--- Start ---

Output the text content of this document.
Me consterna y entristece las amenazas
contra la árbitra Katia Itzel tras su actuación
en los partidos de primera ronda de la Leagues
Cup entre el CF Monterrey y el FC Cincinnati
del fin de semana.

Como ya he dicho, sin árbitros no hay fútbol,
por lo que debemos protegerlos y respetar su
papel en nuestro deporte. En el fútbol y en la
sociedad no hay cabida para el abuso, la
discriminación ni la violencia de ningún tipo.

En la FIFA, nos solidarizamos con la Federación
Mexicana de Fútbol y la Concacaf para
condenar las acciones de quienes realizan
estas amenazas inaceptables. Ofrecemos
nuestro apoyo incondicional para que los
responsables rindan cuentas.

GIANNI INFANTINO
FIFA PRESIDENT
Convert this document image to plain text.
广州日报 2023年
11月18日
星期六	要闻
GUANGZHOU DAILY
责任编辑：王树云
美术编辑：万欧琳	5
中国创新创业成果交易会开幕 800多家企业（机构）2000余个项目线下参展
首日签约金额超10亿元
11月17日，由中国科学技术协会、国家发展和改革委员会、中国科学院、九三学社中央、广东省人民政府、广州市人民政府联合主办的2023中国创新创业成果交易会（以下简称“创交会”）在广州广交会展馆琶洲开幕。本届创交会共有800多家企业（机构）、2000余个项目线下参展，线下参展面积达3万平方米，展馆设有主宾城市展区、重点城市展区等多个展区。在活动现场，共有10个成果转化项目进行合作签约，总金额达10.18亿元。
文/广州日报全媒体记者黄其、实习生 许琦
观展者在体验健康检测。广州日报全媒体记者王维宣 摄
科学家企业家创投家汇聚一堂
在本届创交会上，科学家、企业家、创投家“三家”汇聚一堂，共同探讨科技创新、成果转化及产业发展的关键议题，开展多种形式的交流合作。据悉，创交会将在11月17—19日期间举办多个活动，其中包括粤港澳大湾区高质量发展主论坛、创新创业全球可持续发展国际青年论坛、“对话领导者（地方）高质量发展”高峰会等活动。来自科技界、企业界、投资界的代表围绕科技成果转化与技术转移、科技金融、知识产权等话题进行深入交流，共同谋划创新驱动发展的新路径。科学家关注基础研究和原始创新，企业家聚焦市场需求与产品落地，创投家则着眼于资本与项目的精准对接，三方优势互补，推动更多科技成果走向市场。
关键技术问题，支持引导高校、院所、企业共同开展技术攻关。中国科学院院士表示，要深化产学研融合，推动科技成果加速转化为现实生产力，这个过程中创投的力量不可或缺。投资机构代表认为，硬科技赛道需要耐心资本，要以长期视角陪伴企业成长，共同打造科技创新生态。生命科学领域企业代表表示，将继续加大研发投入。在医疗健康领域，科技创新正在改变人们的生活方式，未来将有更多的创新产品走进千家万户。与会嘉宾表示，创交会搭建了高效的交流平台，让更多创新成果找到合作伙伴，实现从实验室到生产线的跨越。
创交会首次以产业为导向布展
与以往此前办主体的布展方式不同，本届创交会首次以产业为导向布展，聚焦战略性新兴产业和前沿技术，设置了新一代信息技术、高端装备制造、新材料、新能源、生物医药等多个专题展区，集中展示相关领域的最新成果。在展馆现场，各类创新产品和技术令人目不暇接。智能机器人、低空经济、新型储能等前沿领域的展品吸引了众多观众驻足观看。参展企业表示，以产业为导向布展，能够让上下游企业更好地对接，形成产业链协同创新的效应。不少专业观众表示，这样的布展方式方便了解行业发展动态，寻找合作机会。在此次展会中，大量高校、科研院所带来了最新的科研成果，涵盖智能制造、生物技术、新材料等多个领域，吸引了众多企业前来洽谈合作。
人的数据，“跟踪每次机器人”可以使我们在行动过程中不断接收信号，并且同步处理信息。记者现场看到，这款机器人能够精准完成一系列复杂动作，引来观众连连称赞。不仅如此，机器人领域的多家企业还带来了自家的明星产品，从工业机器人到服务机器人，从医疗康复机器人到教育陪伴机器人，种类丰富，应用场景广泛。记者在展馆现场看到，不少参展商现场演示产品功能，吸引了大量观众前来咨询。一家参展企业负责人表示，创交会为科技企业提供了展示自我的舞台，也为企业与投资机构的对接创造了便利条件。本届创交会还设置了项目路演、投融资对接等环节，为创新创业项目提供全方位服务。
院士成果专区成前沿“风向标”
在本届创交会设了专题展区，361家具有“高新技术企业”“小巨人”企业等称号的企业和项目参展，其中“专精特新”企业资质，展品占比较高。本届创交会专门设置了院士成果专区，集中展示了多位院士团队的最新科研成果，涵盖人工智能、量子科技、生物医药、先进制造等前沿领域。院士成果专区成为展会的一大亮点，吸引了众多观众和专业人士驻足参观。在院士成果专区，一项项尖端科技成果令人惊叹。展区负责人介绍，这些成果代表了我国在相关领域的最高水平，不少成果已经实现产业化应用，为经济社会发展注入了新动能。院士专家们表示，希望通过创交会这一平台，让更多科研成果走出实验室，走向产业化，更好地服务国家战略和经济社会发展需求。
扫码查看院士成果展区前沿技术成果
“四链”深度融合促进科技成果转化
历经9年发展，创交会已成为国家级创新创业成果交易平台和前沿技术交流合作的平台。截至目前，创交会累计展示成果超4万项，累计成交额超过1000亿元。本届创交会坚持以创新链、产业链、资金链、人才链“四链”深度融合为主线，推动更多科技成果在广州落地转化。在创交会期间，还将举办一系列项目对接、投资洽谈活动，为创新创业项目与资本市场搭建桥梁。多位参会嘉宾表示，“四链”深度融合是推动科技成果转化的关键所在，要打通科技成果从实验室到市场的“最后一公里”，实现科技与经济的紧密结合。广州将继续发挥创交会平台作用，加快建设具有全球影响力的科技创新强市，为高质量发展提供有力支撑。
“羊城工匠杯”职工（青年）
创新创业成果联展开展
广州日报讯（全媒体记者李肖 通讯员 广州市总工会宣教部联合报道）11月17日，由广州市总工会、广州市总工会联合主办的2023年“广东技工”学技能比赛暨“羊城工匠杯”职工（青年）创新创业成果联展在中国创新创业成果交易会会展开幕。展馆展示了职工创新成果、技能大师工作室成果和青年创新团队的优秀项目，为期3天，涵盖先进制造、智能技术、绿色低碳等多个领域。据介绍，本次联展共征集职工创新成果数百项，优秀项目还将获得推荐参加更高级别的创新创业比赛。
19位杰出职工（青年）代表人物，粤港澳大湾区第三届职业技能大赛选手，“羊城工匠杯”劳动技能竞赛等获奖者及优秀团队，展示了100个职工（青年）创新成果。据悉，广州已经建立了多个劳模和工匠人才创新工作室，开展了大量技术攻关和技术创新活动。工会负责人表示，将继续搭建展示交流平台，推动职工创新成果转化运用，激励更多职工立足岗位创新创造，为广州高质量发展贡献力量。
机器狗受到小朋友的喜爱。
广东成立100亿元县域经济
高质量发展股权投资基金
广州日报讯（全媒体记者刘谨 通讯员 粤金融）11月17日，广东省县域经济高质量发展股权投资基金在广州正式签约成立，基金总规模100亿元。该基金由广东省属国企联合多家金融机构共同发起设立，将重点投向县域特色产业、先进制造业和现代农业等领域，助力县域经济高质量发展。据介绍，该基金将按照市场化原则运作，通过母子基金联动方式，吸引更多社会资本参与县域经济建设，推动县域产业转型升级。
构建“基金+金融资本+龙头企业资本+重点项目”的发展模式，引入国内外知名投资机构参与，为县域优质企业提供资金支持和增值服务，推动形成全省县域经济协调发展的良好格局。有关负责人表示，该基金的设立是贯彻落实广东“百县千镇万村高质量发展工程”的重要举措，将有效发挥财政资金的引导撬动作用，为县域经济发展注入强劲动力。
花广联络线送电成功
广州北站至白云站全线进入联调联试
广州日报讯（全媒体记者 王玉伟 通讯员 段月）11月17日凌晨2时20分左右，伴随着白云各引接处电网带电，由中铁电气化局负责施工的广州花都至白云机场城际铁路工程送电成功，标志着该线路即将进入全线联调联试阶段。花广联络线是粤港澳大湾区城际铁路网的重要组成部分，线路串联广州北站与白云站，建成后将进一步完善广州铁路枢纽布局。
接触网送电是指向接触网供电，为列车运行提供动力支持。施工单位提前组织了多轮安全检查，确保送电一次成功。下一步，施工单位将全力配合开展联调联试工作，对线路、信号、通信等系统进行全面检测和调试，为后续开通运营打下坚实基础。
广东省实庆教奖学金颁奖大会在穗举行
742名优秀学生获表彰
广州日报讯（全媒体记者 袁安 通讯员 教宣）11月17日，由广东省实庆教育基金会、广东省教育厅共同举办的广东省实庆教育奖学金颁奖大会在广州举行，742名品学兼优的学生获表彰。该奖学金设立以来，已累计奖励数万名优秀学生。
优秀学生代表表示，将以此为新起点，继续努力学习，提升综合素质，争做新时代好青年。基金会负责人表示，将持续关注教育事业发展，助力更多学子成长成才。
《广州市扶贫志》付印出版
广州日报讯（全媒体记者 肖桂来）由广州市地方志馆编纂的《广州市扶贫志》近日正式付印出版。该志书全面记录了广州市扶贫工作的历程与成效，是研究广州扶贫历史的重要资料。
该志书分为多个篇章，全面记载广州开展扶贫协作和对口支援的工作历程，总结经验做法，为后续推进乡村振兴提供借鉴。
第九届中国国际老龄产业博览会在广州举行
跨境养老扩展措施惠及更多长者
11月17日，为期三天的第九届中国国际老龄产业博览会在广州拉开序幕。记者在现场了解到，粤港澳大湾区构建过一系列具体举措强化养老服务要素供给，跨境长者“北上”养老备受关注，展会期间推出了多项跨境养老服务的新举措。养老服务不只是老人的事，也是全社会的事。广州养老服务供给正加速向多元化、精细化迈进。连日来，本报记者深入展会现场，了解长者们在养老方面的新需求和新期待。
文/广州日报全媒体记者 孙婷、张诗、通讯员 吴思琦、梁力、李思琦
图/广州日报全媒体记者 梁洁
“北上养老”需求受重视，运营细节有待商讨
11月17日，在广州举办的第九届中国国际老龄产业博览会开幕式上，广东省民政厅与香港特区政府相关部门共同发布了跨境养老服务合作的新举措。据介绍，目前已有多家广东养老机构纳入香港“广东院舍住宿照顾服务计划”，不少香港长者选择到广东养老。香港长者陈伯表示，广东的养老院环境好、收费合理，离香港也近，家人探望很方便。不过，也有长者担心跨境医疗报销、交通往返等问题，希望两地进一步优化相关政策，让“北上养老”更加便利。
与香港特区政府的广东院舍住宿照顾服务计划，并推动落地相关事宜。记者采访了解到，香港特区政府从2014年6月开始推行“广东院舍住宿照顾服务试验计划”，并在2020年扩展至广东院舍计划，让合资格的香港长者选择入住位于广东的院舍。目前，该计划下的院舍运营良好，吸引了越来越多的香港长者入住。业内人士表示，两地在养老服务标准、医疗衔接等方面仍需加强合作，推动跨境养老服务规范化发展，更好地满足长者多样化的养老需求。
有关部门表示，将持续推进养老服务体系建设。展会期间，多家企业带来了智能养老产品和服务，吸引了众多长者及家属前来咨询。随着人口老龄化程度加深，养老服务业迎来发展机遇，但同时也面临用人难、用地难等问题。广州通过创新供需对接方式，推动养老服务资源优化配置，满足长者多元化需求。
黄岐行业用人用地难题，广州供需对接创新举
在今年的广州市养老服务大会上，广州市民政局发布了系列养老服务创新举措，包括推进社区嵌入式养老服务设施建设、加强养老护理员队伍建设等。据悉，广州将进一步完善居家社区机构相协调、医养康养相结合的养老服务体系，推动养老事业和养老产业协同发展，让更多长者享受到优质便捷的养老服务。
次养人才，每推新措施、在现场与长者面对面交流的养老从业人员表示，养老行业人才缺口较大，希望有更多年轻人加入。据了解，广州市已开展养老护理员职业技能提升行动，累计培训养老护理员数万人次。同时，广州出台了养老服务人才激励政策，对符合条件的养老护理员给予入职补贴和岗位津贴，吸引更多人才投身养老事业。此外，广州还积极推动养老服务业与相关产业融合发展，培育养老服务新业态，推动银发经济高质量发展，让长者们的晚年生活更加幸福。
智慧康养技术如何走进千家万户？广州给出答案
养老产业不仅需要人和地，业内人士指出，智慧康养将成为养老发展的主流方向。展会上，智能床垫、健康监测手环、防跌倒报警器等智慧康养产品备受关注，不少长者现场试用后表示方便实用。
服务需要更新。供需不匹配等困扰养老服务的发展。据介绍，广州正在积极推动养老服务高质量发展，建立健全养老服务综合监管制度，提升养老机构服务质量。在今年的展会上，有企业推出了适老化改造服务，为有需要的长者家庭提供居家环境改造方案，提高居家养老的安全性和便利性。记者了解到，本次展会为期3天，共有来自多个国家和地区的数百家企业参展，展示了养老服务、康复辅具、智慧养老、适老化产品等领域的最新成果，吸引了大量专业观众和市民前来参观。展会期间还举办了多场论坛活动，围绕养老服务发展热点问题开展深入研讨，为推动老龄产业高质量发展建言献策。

--- End ---

- _Given instruction_
Isolate the lines above that contain the word "北上养老" and copy them.

- _Written answer_
“北上养老”需求受重视，运营细节有待商讨
11月17日，在广州举办的第九届中国国际老龄产业博览会开幕式上，广东省民政厅与香港特区政府相关部门共同发布了跨境养老服务合作的新举措。据介绍，目前已有多家广东养老机构纳入香港“广东院舍住宿照顾服务计划”，不少香港长者选择到广东养老。香港长者陈伯表示，广东的养老院环境好、收费合理，离香港也近，家人探望很方便。不过，也有长者担心跨境医疗报销、交通往返等问题，希望两地进一步优化相关政策，让“北上养老”更加便利。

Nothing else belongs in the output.